• Problem statement: Search the records below for the word "Deformation" and show every line where it occurs.

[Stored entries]
──────────
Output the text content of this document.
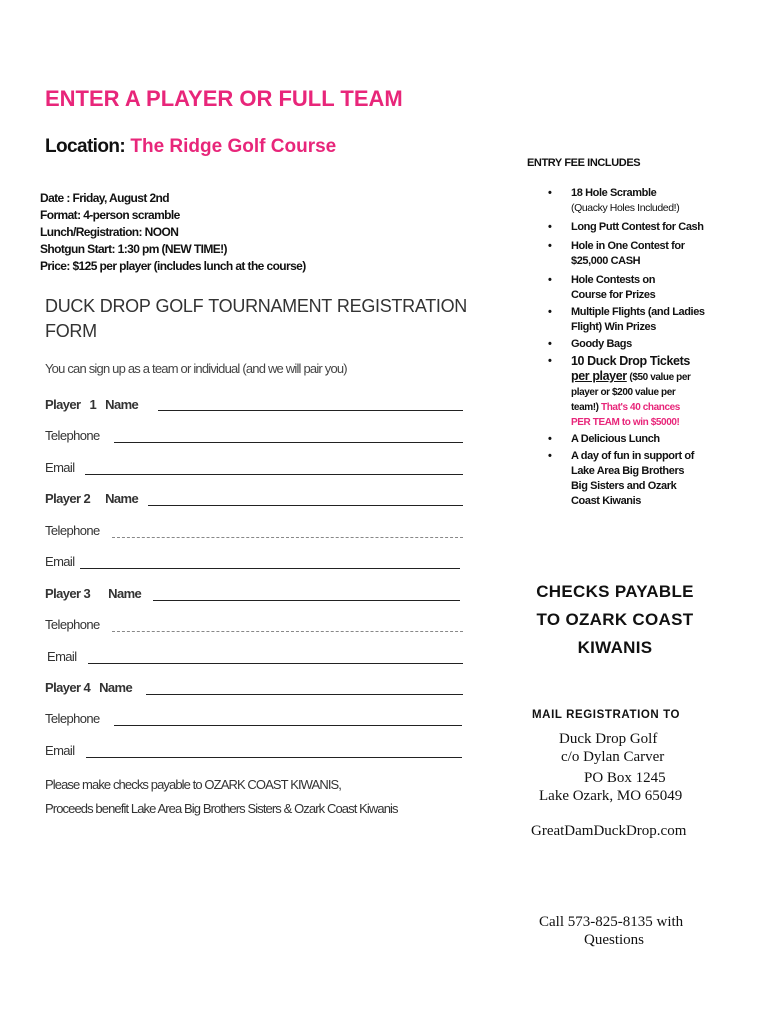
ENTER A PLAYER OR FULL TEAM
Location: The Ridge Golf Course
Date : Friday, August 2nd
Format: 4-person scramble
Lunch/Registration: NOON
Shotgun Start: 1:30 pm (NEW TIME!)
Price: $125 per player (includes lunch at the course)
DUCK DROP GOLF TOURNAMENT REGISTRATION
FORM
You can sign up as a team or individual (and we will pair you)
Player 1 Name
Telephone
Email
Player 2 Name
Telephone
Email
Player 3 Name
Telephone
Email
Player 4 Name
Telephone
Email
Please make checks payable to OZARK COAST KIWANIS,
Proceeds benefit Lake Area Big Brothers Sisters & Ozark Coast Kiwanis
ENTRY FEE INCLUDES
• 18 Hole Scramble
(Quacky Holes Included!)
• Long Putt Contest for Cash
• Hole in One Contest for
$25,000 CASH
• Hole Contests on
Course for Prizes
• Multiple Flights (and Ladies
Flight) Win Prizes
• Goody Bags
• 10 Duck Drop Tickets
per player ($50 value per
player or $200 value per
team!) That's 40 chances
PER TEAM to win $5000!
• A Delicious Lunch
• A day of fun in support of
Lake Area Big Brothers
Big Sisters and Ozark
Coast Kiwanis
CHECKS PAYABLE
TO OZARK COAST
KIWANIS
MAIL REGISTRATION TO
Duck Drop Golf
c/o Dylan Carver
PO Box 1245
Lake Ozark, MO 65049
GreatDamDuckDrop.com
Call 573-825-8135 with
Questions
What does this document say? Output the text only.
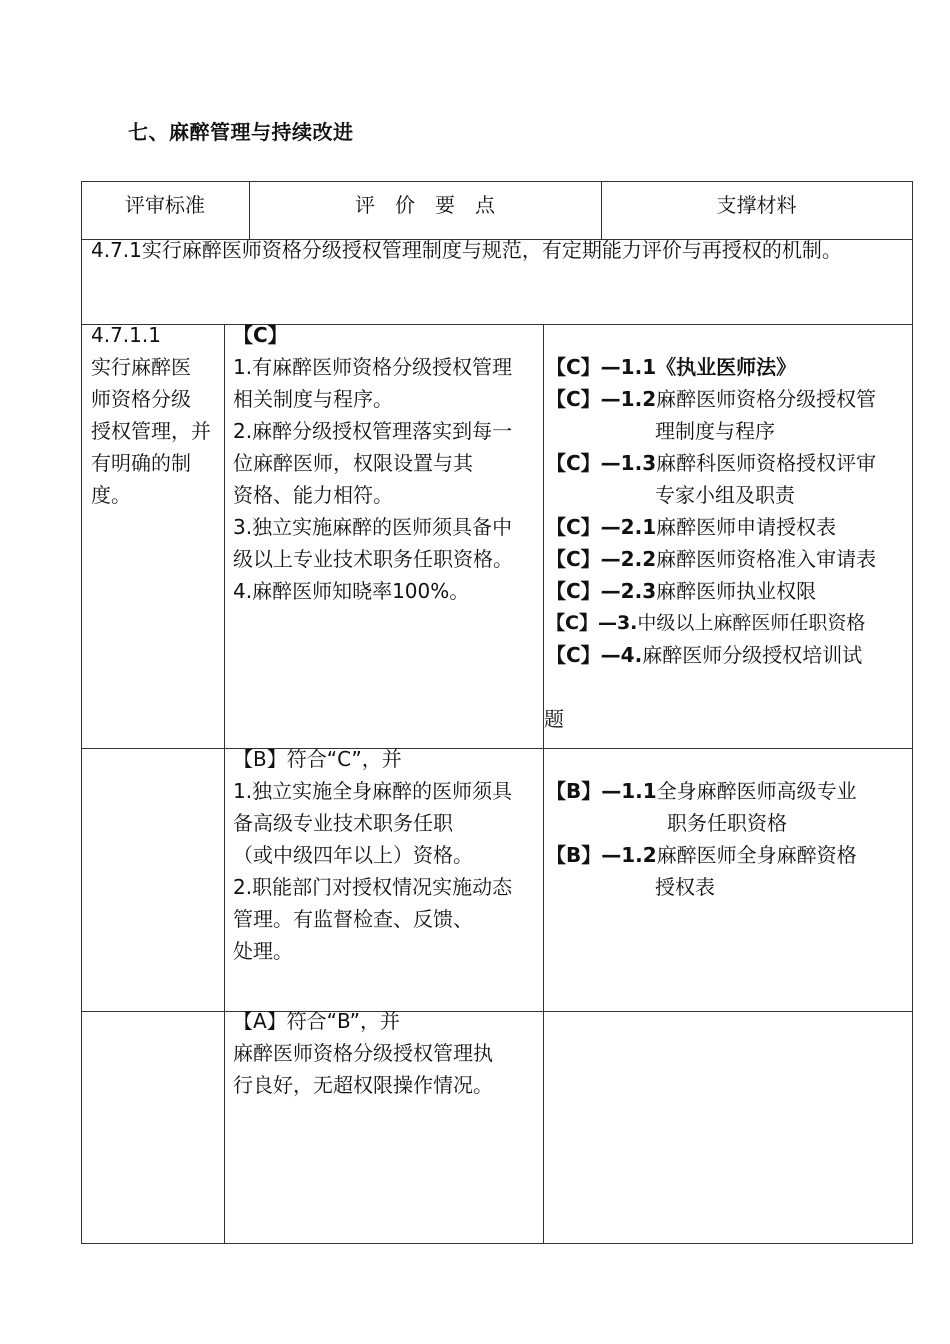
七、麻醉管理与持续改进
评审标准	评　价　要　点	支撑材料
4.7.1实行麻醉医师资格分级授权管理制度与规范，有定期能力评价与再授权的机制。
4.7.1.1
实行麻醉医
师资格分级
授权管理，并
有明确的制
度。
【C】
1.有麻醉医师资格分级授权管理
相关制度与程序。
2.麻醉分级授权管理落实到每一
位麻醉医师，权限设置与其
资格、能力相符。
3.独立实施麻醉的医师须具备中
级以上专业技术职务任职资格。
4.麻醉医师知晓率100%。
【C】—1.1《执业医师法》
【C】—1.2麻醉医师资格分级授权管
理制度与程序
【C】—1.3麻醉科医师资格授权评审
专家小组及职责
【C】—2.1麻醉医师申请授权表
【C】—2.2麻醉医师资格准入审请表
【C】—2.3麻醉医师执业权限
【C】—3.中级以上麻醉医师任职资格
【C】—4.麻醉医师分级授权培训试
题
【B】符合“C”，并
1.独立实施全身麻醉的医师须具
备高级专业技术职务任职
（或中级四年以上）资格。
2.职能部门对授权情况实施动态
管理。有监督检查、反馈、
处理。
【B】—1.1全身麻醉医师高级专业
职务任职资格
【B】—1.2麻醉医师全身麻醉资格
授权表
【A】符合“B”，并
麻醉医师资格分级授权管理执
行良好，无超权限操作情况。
──────────
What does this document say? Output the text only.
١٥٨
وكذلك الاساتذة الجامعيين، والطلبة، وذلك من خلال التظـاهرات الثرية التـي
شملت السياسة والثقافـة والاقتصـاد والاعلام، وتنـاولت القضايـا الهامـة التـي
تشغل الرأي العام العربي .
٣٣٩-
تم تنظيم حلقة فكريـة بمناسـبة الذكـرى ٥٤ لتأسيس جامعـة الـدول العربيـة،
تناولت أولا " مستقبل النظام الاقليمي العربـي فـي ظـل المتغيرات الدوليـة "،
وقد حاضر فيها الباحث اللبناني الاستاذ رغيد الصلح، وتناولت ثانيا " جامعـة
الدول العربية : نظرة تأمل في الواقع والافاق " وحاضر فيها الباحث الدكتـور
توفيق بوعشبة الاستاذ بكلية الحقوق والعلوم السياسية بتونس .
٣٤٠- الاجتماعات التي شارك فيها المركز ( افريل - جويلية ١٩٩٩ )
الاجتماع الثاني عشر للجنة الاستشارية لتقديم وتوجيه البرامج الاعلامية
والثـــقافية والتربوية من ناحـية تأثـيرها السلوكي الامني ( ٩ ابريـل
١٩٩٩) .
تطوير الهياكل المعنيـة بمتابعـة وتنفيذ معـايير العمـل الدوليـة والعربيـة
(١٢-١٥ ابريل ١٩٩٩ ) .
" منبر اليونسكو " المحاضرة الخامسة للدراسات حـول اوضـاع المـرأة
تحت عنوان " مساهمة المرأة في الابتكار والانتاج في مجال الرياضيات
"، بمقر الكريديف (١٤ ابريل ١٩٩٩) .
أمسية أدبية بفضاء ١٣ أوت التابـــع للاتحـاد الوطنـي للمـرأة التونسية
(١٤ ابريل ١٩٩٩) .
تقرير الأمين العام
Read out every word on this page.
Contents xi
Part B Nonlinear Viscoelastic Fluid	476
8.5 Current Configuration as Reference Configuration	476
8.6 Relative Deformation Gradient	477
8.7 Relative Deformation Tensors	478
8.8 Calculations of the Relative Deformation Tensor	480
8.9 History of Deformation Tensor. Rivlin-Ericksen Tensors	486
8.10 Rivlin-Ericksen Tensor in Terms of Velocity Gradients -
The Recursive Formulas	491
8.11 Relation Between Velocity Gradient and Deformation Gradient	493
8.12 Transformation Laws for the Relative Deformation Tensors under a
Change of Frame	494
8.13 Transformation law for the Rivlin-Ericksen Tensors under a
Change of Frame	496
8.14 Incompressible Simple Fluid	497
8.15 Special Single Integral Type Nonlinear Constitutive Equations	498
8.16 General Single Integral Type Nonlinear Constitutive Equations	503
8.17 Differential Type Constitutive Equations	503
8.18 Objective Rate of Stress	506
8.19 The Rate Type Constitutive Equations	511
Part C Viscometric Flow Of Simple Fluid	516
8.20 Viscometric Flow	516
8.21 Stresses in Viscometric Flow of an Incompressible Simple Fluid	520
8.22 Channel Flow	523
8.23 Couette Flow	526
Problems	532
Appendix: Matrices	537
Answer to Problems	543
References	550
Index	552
──────────
• Answer for the task:
8.6 Relative Deformation Gradient	477
8.7 Relative Deformation Tensors	478
8.8 Calculations of the Relative Deformation Tensor	480
8.9 History of Deformation Tensor. Rivlin-Ericksen Tensors	486
8.11 Relation Between Velocity Gradient and Deformation Gradient	493
8.12 Transformation Laws for the Relative Deformation Tensors under a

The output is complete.